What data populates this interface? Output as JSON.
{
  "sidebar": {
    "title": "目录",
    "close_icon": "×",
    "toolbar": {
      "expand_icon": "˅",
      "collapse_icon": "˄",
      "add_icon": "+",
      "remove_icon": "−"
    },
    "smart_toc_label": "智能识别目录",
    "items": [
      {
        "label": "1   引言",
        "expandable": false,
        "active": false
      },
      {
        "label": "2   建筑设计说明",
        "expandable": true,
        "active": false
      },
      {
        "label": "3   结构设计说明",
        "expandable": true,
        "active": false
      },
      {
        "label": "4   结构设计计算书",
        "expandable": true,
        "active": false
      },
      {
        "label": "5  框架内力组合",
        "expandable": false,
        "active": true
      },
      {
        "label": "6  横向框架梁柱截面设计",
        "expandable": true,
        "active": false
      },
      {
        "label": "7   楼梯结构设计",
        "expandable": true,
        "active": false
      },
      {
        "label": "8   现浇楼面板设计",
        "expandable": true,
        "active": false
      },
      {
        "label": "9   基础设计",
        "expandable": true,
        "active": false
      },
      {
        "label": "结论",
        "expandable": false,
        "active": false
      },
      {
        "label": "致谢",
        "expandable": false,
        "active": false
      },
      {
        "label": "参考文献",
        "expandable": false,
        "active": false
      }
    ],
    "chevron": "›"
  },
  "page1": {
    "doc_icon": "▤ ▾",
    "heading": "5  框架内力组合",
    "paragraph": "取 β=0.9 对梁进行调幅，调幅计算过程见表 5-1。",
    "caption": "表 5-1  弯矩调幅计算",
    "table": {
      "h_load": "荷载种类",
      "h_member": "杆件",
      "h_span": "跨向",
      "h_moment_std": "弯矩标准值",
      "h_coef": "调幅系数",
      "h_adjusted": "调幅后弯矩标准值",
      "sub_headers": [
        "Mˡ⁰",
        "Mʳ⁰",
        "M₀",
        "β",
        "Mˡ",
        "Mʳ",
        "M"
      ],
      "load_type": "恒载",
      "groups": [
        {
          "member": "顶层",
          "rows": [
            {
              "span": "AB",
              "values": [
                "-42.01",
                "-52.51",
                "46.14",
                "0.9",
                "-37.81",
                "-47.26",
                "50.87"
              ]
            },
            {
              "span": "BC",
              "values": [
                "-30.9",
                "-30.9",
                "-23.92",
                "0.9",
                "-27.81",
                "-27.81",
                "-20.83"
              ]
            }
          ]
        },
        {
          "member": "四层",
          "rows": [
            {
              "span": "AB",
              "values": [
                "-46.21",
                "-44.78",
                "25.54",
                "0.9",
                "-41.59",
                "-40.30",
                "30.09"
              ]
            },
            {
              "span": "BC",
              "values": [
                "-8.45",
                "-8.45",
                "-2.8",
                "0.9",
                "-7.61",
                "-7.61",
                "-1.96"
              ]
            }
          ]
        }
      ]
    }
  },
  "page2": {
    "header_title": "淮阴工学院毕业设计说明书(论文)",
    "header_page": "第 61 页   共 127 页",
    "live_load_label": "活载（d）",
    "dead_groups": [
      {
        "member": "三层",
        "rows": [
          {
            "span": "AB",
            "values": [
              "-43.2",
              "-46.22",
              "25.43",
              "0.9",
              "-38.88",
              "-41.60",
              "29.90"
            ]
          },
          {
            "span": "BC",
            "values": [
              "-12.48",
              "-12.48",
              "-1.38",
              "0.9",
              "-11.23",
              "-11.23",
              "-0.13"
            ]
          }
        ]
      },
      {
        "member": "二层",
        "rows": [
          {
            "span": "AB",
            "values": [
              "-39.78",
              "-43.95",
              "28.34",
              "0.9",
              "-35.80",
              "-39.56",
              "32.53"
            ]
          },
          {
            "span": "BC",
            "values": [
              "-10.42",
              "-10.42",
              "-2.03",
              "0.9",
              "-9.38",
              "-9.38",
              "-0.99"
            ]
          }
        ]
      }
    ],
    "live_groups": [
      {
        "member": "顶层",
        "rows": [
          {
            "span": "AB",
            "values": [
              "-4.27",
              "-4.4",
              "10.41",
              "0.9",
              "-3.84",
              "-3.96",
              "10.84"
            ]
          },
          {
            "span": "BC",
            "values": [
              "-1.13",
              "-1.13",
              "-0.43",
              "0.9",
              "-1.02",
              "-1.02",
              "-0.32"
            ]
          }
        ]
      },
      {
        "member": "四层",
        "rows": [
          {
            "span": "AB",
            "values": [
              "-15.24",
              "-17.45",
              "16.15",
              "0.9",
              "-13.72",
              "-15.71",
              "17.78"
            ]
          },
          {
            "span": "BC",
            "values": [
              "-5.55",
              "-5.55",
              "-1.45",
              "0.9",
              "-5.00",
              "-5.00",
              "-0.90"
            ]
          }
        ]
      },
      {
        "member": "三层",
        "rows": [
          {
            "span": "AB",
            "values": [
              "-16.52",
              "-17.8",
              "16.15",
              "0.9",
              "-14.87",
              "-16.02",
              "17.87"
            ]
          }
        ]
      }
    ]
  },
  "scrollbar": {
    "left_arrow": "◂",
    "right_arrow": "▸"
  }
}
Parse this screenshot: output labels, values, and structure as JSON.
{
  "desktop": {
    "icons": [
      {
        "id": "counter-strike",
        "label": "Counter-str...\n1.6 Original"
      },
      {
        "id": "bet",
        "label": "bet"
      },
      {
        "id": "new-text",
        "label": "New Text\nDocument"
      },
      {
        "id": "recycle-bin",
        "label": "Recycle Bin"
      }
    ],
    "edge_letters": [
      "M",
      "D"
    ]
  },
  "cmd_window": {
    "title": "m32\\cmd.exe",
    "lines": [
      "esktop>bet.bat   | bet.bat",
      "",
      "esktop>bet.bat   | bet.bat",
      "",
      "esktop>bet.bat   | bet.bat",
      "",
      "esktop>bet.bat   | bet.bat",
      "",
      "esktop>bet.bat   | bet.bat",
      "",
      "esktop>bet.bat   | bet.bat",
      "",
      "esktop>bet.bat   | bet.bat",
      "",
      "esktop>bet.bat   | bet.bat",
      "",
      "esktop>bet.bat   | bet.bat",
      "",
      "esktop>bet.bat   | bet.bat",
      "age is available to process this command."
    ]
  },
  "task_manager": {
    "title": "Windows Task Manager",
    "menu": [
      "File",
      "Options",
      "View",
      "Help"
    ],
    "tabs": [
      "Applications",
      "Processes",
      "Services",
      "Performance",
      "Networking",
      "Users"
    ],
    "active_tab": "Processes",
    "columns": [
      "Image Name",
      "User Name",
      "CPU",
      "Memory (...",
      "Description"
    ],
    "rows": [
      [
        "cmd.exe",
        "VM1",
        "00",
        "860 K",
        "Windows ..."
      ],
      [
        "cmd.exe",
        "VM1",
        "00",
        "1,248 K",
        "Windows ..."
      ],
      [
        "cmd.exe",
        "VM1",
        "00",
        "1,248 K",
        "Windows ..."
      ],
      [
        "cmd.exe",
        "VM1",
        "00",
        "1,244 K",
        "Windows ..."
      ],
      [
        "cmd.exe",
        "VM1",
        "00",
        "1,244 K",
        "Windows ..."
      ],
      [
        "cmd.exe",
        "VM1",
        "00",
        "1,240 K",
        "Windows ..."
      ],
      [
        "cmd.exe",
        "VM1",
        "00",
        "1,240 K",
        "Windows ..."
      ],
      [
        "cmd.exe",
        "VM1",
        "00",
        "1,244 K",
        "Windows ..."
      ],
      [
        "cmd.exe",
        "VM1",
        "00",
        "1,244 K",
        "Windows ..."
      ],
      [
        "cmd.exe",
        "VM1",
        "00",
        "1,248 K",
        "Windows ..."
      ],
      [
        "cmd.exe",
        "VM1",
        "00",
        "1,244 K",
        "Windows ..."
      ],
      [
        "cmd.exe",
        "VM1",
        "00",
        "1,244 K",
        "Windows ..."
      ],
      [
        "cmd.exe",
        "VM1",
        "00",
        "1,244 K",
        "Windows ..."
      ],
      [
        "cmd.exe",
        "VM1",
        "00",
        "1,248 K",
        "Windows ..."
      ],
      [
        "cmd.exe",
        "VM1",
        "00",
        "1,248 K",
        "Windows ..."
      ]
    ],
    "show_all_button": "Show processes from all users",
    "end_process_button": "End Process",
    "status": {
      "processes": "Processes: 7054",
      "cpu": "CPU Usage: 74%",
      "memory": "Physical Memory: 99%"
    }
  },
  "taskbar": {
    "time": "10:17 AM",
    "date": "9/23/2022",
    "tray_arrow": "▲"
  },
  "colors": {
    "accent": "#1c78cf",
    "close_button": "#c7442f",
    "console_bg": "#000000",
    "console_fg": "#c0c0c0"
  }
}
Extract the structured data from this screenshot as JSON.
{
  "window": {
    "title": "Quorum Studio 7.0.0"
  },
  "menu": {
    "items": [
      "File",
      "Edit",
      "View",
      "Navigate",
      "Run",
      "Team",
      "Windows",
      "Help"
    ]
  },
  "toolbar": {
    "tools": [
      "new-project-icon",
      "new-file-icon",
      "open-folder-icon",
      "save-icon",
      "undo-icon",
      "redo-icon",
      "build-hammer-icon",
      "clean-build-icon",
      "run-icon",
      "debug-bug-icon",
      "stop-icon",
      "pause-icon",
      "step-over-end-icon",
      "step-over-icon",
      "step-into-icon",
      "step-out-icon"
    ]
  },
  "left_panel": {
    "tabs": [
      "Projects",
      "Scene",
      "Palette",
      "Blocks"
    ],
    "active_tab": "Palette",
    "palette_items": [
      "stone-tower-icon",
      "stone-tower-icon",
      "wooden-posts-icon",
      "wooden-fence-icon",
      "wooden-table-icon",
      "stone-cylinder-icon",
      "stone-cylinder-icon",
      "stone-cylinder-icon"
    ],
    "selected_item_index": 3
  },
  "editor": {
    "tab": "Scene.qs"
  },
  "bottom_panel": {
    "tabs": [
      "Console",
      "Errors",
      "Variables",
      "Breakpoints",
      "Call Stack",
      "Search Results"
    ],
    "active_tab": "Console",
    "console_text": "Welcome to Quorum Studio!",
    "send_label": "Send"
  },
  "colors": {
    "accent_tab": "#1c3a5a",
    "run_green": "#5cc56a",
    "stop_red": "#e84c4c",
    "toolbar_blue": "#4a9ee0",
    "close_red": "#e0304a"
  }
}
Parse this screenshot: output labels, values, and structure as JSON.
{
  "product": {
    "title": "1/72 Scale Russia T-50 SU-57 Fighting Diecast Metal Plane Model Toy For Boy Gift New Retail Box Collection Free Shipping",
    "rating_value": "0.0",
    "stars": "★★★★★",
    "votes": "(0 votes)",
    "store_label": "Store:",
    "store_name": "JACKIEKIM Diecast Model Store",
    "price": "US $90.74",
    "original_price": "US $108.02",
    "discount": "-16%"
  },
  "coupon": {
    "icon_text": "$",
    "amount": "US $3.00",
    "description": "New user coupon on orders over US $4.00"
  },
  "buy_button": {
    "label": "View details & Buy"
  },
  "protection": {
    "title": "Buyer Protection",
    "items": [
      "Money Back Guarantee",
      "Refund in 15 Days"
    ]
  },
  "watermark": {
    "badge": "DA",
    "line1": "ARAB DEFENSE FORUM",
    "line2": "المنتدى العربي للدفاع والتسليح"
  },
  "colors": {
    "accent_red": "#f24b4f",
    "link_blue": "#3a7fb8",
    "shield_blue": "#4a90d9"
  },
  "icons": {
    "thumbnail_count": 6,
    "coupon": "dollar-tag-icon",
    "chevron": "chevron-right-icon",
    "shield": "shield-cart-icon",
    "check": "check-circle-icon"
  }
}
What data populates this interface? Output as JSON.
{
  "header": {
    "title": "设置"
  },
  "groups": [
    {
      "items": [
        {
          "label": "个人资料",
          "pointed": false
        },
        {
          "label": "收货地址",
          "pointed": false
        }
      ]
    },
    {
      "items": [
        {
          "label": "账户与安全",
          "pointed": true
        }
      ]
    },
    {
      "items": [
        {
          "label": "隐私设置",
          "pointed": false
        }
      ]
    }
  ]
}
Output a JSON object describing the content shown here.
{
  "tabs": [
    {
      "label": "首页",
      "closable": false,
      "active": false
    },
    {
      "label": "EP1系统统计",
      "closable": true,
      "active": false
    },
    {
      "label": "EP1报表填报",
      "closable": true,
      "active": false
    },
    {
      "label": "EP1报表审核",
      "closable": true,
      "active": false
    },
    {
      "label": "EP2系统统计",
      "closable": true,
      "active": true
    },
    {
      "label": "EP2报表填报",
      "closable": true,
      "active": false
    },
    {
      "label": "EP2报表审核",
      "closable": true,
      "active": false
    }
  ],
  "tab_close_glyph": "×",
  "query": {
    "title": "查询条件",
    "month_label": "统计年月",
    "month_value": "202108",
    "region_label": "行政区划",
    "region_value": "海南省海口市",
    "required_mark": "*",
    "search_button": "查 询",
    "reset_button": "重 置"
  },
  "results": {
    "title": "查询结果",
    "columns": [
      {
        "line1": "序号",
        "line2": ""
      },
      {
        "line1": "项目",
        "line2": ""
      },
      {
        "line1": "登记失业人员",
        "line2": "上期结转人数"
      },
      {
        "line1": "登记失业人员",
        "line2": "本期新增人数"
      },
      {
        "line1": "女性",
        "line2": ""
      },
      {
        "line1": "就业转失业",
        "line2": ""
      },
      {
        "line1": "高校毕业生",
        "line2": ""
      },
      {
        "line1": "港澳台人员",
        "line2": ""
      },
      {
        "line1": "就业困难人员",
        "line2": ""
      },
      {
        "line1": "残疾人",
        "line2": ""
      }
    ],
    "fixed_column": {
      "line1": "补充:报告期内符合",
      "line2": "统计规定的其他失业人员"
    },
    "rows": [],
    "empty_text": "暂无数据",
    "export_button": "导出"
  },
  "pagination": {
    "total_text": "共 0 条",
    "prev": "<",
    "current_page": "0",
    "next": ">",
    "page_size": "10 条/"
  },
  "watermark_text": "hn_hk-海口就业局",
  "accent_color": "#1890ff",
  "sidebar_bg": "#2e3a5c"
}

- REQUEST -
Copy, from the material above, each line in which the string "Store" occurs.

- SOLVED PROBLEM -
    "store_label": "Store:",
    "store_name": "JACKIEKIM Diecast Model Store",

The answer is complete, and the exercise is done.